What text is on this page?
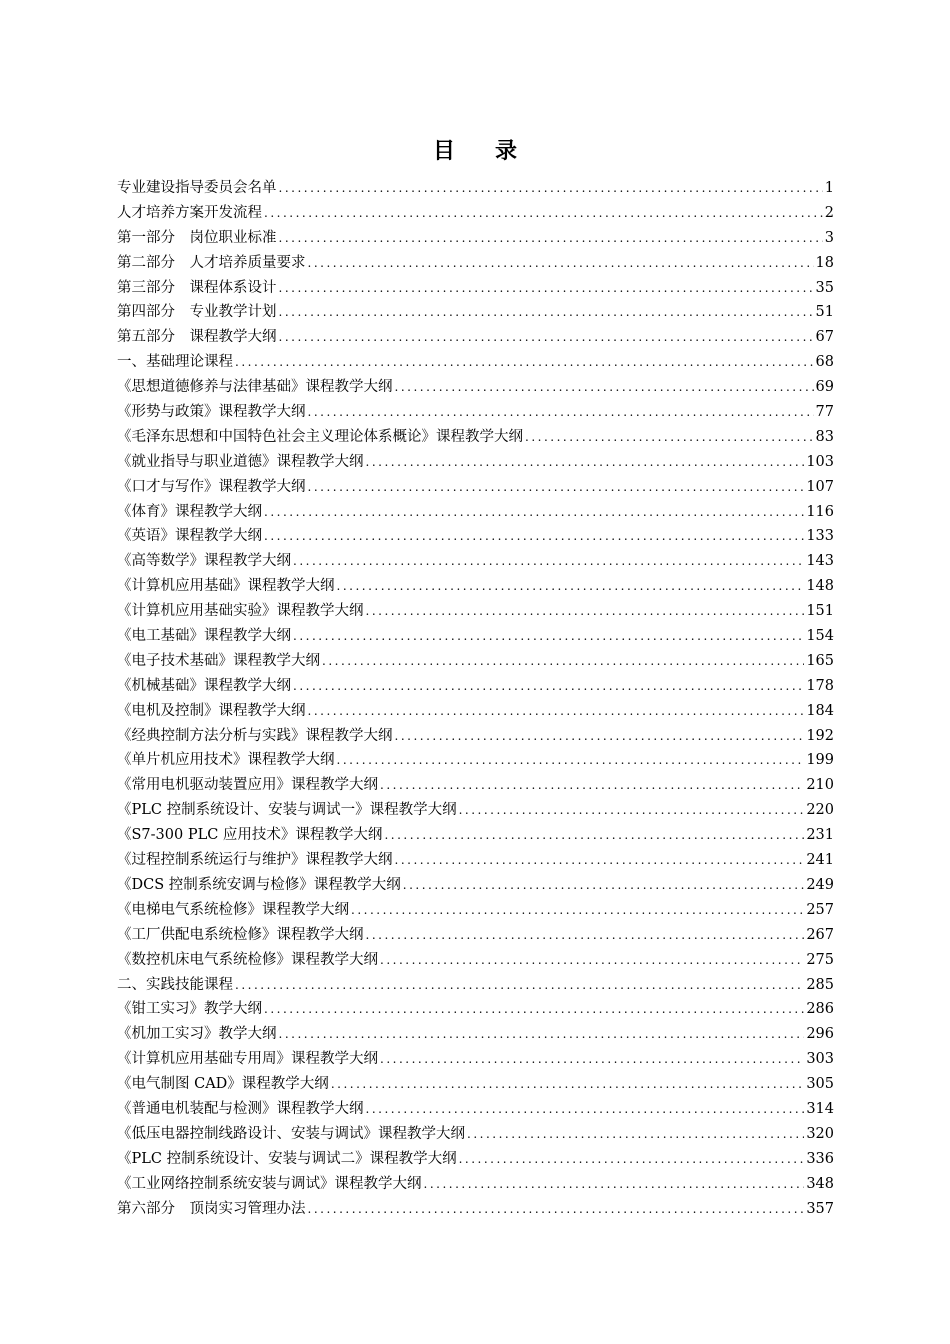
目录
专业建设指导委员会名单 .....	1
人才培养方案开发流程 .....	2
第一部分　岗位职业标准 .....	3
第二部分　人才培养质量要求 .....	18
第三部分　课程体系设计 .....	35
第四部分　专业教学计划 .....	51
第五部分　课程教学大纲 .....	67
一、基础理论课程 .....	68
《思想道德修养与法律基础》课程教学大纲 .....	69
《形势与政策》课程教学大纲 .....	77
《毛泽东思想和中国特色社会主义理论体系概论》课程教学大纲 .....	83
《就业指导与职业道德》课程教学大纲 .....	103
《口才与写作》课程教学大纲 .....	107
《体育》课程教学大纲 .....	116
《英语》课程教学大纲 .....	133
《高等数学》课程教学大纲 .....	143
《计算机应用基础》课程教学大纲 .....	148
《计算机应用基础实验》课程教学大纲 .....	151
《电工基础》课程教学大纲 .....	154
《电子技术基础》课程教学大纲 .....	165
《机械基础》课程教学大纲 .....	178
《电机及控制》课程教学大纲 .....	184
《经典控制方法分析与实践》课程教学大纲 .....	192
《单片机应用技术》课程教学大纲 .....	199
《常用电机驱动装置应用》课程教学大纲 .....	210
《PLC 控制系统设计、安装与调试一》课程教学大纲 .....	220
《S7-300 PLC 应用技术》课程教学大纲 .....	231
《过程控制系统运行与维护》课程教学大纲 .....	241
《DCS 控制系统安调与检修》课程教学大纲 .....	249
《电梯电气系统检修》课程教学大纲 .....	257
《工厂供配电系统检修》课程教学大纲 .....	267
《数控机床电气系统检修》课程教学大纲 .....	275
二、实践技能课程 .....	285
《钳工实习》教学大纲 .....	286
《机加工实习》教学大纲 .....	296
《计算机应用基础专用周》课程教学大纲 .....	303
《电气制图 CAD》课程教学大纲 .....	305
《普通电机装配与检测》课程教学大纲 .....	314
《低压电器控制线路设计、安装与调试》课程教学大纲 .....	320
《PLC 控制系统设计、安装与调试二》课程教学大纲 .....	336
《工业网络控制系统安装与调试》课程教学大纲 .....	348
第六部分　顶岗实习管理办法 .....	357
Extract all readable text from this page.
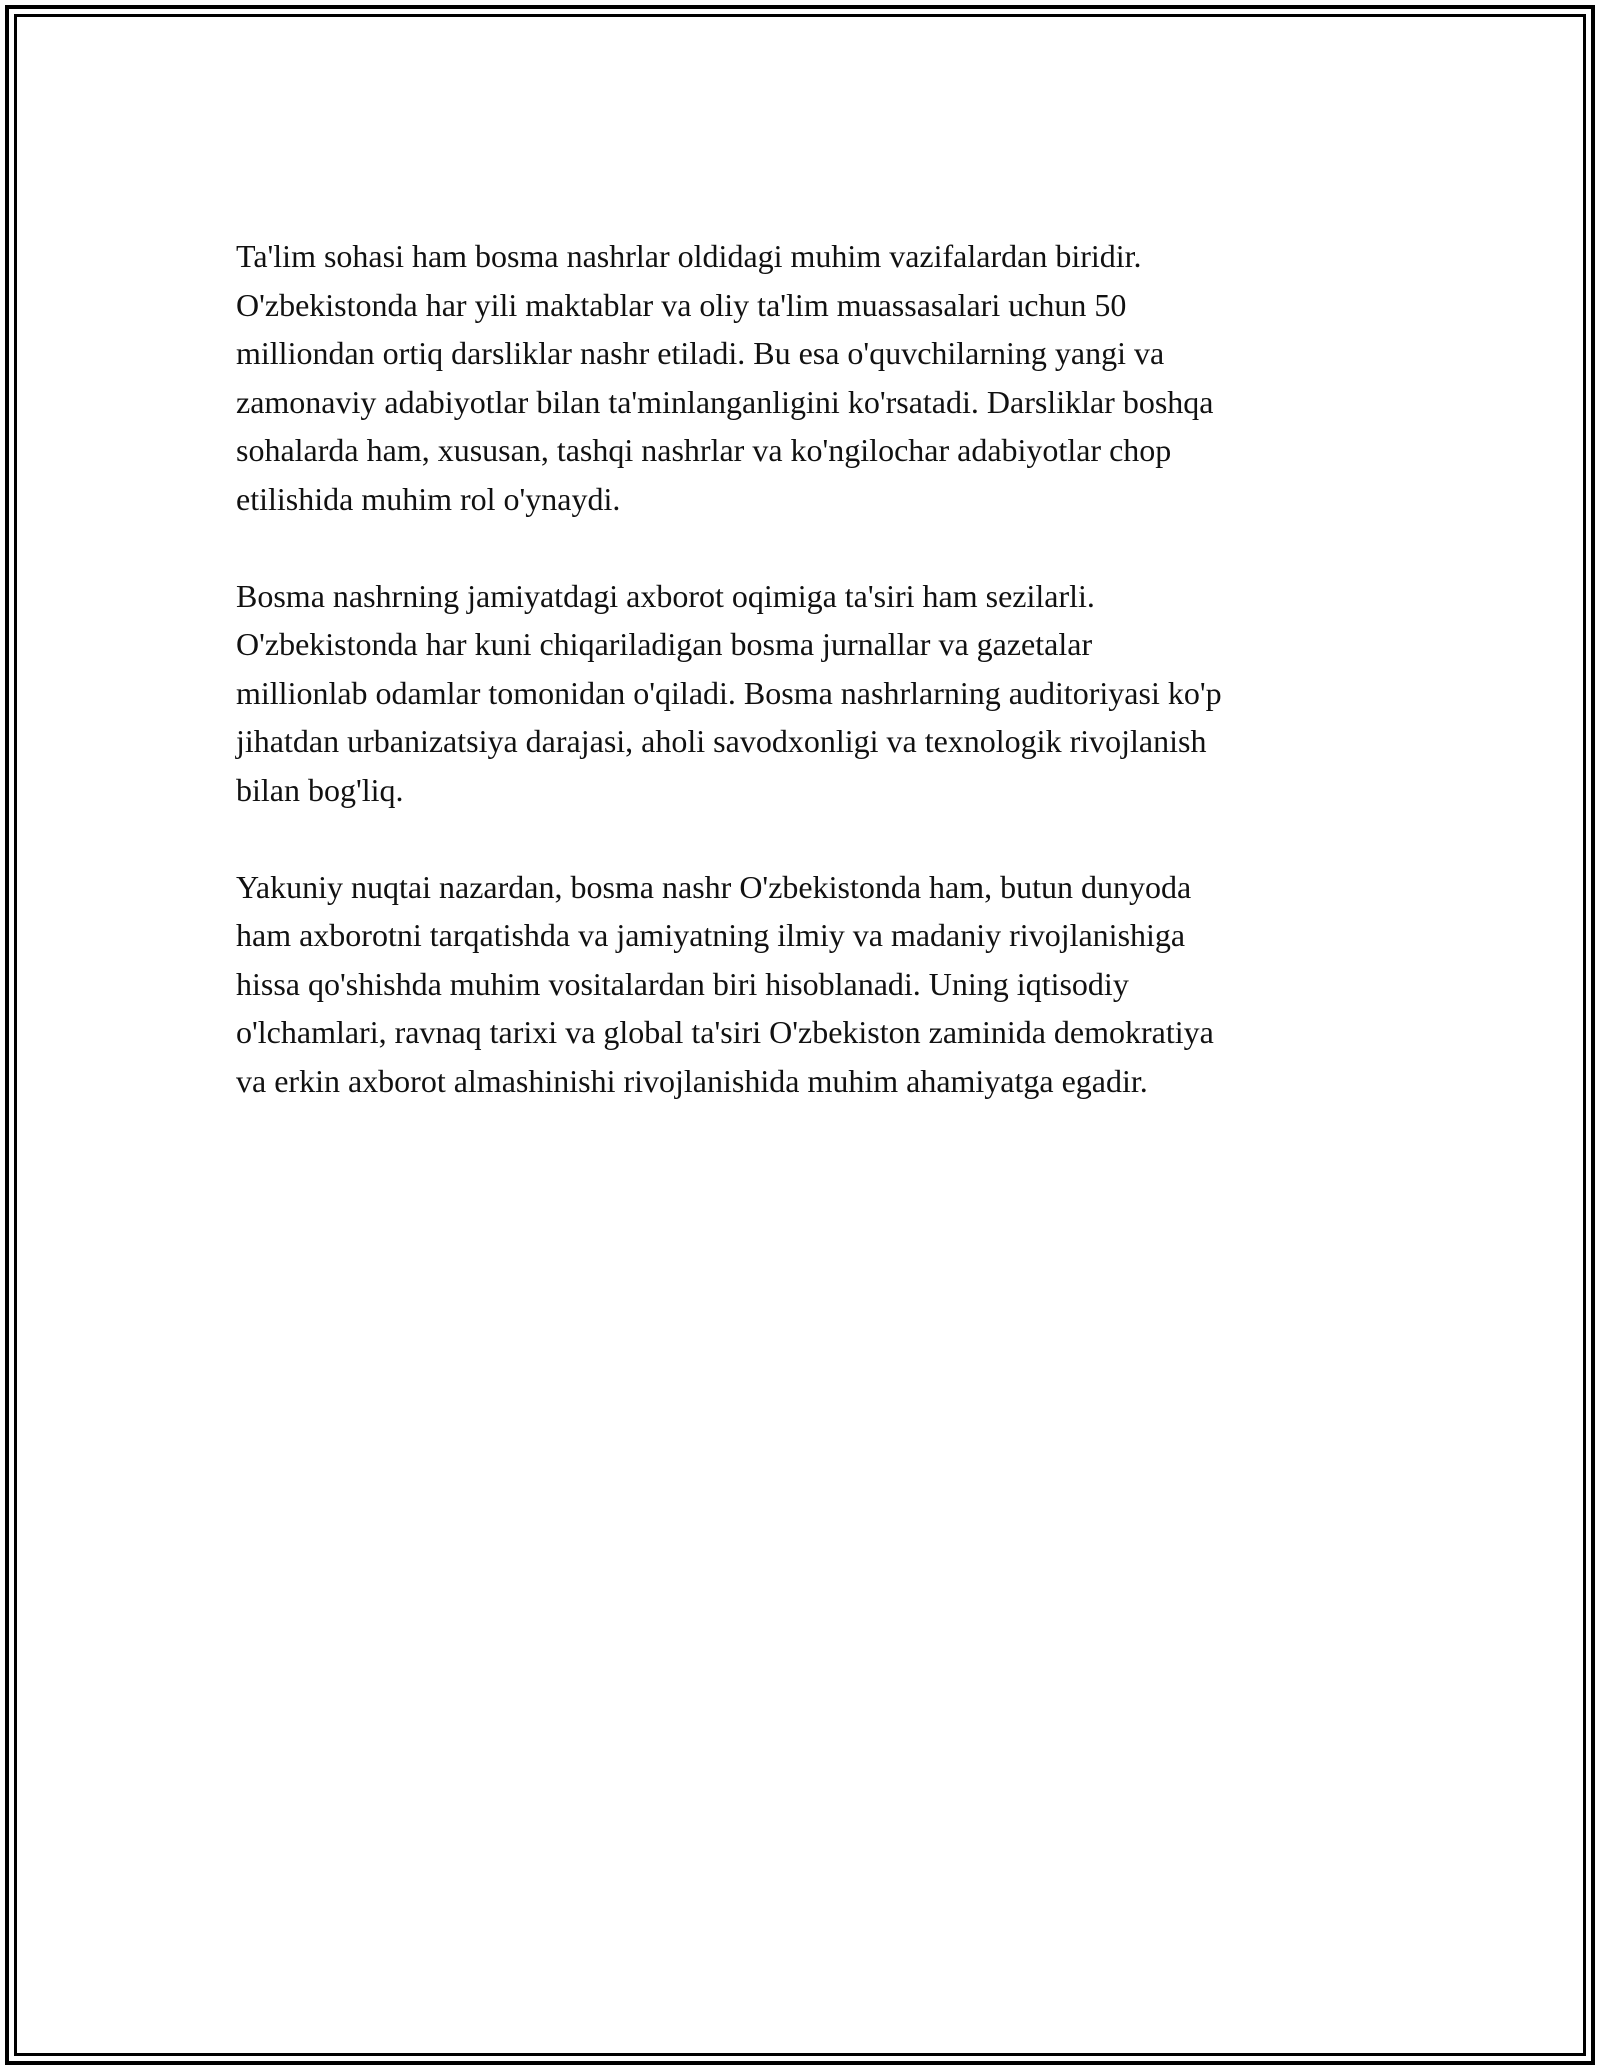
Ta'lim sohasi ham bosma nashrlar oldidagi muhim vazifalardan biridir.
O'zbekistonda har yili maktablar va oliy ta'lim muassasalari uchun 50
milliondan ortiq darsliklar nashr etiladi. Bu esa o'quvchilarning yangi va
zamonaviy adabiyotlar bilan ta'minlanganligini ko'rsatadi. Darsliklar boshqa
sohalarda ham, xususan, tashqi nashrlar va ko'ngilochar adabiyotlar chop
etilishida muhim rol o'ynaydi.
Bosma nashrning jamiyatdagi axborot oqimiga ta'siri ham sezilarli.
O'zbekistonda har kuni chiqariladigan bosma jurnallar va gazetalar
millionlab odamlar tomonidan o'qiladi. Bosma nashrlarning auditoriyasi ko'p
jihatdan urbanizatsiya darajasi, aholi savodxonligi va texnologik rivojlanish
bilan bog'liq.
Yakuniy nuqtai nazardan, bosma nashr O'zbekistonda ham, butun dunyoda
ham axborotni tarqatishda va jamiyatning ilmiy va madaniy rivojlanishiga
hissa qo'shishda muhim vositalardan biri hisoblanadi. Uning iqtisodiy
o'lchamlari, ravnaq tarixi va global ta'siri O'zbekiston zaminida demokratiya
va erkin axborot almashinishi rivojlanishida muhim ahamiyatga egadir.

* Objective
Verbatim reproduction of every record is required; images are left out.

* Exercise result
What text is on this page?
目录
专业建设指导委员会名单 .....	1
人才培养方案开发流程 .....	2
第一部分　岗位职业标准 .....	3
第二部分　人才培养质量要求 .....	18
第三部分　课程体系设计 .....	35
第四部分　专业教学计划 .....	51
第五部分　课程教学大纲 .....	67
一、基础理论课程 .....	68
《思想道德修养与法律基础》课程教学大纲 .....	69
《形势与政策》课程教学大纲 .....	77
《毛泽东思想和中国特色社会主义理论体系概论》课程教学大纲 .....	83
《就业指导与职业道德》课程教学大纲 .....	103
《口才与写作》课程教学大纲 .....	107
《体育》课程教学大纲 .....	116
《英语》课程教学大纲 .....	133
《高等数学》课程教学大纲 .....	143
《计算机应用基础》课程教学大纲 .....	148
《计算机应用基础实验》课程教学大纲 .....	151
《电工基础》课程教学大纲 .....	154
《电子技术基础》课程教学大纲 .....	165
《机械基础》课程教学大纲 .....	178
《电机及控制》课程教学大纲 .....	184
《经典控制方法分析与实践》课程教学大纲 .....	192
《单片机应用技术》课程教学大纲 .....	199
《常用电机驱动装置应用》课程教学大纲 .....	210
《PLC 控制系统设计、安装与调试一》课程教学大纲 .....	220
《S7-300 PLC 应用技术》课程教学大纲 .....	231
《过程控制系统运行与维护》课程教学大纲 .....	241
《DCS 控制系统安调与检修》课程教学大纲 .....	249
《电梯电气系统检修》课程教学大纲 .....	257
《工厂供配电系统检修》课程教学大纲 .....	267
《数控机床电气系统检修》课程教学大纲 .....	275
二、实践技能课程 .....	285
《钳工实习》教学大纲 .....	286
《机加工实习》教学大纲 .....	296
《计算机应用基础专用周》课程教学大纲 .....	303
《电气制图 CAD》课程教学大纲 .....	305
《普通电机装配与检测》课程教学大纲 .....	314
《低压电器控制线路设计、安装与调试》课程教学大纲 .....	320
《PLC 控制系统设计、安装与调试二》课程教学大纲 .....	336
《工业网络控制系统安装与调试》课程教学大纲 .....	348
第六部分　顶岗实习管理办法 .....	357
Extract all readable text from this page.
Ta'lim sohasi ham bosma nashrlar oldidagi muhim vazifalardan biridir.
O'zbekistonda har yili maktablar va oliy ta'lim muassasalari uchun 50
milliondan ortiq darsliklar nashr etiladi. Bu esa o'quvchilarning yangi va
zamonaviy adabiyotlar bilan ta'minlanganligini ko'rsatadi. Darsliklar boshqa
sohalarda ham, xususan, tashqi nashrlar va ko'ngilochar adabiyotlar chop
etilishida muhim rol o'ynaydi.
Bosma nashrning jamiyatdagi axborot oqimiga ta'siri ham sezilarli.
O'zbekistonda har kuni chiqariladigan bosma jurnallar va gazetalar
millionlab odamlar tomonidan o'qiladi. Bosma nashrlarning auditoriyasi ko'p
jihatdan urbanizatsiya darajasi, aholi savodxonligi va texnologik rivojlanish
bilan bog'liq.
Yakuniy nuqtai nazardan, bosma nashr O'zbekistonda ham, butun dunyoda
ham axborotni tarqatishda va jamiyatning ilmiy va madaniy rivojlanishiga
hissa qo'shishda muhim vositalardan biri hisoblanadi. Uning iqtisodiy
o'lchamlari, ravnaq tarixi va global ta'siri O'zbekiston zaminida demokratiya
va erkin axborot almashinishi rivojlanishida muhim ahamiyatga egadir.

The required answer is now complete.